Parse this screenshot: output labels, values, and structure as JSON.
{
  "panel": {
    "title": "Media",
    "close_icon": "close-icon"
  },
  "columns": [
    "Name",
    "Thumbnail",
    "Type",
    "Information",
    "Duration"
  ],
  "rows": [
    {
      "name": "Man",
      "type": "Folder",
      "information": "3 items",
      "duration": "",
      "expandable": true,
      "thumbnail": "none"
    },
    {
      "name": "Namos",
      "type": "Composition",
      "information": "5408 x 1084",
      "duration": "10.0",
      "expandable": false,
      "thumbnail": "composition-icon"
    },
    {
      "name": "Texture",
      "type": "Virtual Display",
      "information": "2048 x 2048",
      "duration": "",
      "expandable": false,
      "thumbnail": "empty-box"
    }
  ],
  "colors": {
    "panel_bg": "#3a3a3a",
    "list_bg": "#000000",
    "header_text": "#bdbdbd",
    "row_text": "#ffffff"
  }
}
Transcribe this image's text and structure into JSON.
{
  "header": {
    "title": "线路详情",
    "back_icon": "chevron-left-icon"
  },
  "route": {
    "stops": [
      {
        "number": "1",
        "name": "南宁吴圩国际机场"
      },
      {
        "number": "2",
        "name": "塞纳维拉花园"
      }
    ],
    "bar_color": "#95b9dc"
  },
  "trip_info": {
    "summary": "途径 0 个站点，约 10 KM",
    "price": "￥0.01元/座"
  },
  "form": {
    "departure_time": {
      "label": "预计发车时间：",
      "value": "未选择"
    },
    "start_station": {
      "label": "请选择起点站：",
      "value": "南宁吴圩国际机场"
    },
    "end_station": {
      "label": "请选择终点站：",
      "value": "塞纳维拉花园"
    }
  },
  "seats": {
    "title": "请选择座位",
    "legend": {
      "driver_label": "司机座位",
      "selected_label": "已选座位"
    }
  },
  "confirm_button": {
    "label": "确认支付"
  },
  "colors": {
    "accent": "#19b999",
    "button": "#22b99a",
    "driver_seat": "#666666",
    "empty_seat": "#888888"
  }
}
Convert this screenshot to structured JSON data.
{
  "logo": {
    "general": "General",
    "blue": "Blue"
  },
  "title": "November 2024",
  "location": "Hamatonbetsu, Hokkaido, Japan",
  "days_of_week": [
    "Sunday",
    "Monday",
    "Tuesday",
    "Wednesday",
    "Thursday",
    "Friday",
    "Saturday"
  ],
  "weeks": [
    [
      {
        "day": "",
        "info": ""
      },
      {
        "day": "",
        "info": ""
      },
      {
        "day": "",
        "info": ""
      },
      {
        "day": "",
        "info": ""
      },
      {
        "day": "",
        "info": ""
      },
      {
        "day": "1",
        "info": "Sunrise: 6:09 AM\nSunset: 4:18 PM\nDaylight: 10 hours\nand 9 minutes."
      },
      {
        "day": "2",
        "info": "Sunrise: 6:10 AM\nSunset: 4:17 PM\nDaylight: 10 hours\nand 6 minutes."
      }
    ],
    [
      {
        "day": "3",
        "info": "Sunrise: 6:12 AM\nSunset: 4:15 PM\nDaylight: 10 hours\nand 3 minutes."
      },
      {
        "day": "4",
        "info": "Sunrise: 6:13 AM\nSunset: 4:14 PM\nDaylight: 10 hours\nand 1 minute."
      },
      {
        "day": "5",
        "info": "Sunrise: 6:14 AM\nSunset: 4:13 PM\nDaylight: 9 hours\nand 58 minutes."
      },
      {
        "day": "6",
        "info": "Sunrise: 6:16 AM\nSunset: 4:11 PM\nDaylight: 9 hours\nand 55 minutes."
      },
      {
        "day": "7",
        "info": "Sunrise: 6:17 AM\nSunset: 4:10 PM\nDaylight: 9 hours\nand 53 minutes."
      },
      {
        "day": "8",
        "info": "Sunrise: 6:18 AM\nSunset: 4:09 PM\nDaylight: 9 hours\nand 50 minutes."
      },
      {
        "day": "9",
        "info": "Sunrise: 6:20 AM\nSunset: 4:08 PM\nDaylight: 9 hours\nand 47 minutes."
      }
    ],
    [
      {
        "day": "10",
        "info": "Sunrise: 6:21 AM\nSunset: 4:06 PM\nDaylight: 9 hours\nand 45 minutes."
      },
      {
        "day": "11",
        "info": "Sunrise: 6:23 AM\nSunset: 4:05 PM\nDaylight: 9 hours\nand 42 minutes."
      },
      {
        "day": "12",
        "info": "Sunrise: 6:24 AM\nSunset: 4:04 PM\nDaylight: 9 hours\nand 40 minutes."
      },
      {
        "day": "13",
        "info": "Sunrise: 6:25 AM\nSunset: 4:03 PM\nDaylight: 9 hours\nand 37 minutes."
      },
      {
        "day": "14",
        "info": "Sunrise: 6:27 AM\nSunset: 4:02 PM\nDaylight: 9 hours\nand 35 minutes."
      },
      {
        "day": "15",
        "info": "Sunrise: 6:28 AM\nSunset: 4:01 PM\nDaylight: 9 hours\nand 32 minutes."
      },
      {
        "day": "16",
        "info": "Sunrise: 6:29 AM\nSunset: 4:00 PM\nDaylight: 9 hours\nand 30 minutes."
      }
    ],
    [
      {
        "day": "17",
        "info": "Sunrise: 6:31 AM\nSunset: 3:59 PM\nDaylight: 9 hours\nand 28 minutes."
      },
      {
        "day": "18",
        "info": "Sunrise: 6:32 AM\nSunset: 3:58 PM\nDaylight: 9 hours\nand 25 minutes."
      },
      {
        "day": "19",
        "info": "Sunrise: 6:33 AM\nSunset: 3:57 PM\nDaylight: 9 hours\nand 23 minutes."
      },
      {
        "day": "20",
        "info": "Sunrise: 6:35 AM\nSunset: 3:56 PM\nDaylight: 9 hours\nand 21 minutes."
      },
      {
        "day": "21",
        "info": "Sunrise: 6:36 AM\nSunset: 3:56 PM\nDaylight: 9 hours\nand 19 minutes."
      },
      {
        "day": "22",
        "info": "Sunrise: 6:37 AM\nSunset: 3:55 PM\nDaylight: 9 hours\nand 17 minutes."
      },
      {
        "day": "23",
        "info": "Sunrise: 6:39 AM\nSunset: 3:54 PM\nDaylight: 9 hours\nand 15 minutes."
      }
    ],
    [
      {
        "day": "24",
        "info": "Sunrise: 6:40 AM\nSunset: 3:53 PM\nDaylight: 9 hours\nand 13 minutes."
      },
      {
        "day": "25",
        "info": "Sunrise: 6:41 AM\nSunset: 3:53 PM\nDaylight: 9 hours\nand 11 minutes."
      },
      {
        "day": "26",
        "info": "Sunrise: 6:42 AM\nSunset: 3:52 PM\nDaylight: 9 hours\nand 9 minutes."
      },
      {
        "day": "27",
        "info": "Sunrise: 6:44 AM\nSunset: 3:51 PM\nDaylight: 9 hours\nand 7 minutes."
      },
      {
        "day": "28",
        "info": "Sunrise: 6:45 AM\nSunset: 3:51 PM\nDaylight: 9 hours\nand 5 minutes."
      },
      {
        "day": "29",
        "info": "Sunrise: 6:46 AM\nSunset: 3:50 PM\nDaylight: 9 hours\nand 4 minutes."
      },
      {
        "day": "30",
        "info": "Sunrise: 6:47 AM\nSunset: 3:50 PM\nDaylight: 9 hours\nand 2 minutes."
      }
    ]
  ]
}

=-=-=-=-=

▶ [To do]
Copy out every line from the data above that has "icon" in it.

▶ [Task output]
    "close_icon": "close-icon"
      "thumbnail": "composition-icon"
    "back_icon": "chevron-left-icon"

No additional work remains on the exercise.